# [Task to complete]
Please answer these questions from the article on AI and quantitative reasoning:
(a) Which three language models does it name?
(b) What is the title of the paper in which Google published Minerva?
(c) In both examples, what did the model provide besides the correct answers?

How good is AI at Quantitative Reasoning?
Artificial Intelligence (AI) has made amazing progress in the last couple of decades. Artificial neural networks are really successful in various domains like computer vision, natural language processing, playing games with reinforcement learning, etc. Still, quantitative reasoning is a challenging problem for AI. It is not just about following what is present in training data but requires understanding of underlying rules and theorems. 🤔
There are various language models like GPT-3, PaLM and Bloom trained on large data sets considering various kinds of tasks. They are able to give state-of-the-art performance in various tasks but they struggle when it comes to quantitative reasoning. The one-step reasoning tasks are still easy compared to the multi-step tasks where intermediate steps also play an important role.
Taking a step forward in this direction Google published a model Minerva in the paper called “Solving Quantitative Reasoning Problems with Language Models”. let’s look at some of the examples mentioned in the paper.🧐
So here the question is given in text form and the model is required to understand it and provide the answer accordingly. As we can see from both the examples, the model not only provided the correct answers but also provided the correct steps to reach the answer.

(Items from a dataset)
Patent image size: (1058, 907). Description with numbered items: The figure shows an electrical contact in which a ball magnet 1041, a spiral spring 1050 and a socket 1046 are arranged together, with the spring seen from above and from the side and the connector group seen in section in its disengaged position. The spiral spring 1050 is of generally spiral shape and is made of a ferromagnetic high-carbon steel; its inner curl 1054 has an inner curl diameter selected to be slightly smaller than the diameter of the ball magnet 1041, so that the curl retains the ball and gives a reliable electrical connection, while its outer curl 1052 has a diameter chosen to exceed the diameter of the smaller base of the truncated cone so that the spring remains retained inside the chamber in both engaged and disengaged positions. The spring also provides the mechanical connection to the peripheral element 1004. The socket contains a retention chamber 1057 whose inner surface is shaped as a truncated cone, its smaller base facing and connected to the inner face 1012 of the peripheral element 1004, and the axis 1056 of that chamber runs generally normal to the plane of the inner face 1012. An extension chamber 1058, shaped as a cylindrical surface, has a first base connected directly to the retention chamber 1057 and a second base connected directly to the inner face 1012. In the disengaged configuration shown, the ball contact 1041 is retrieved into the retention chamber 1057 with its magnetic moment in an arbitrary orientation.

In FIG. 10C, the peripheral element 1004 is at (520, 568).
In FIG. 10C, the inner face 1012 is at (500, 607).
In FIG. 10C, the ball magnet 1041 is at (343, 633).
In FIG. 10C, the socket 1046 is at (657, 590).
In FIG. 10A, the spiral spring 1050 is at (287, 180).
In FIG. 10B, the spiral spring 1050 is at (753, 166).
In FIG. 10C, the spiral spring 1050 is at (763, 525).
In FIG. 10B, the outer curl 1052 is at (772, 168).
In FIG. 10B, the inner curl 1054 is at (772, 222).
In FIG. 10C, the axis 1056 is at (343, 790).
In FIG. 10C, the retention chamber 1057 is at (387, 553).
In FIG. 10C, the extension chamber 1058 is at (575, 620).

# [Exercise output]
(a) GPT-3, PaLM and Bloom.
(b) "Solving Quantitative Reasoning Problems with Language Models".
(c) The correct steps to reach the answer.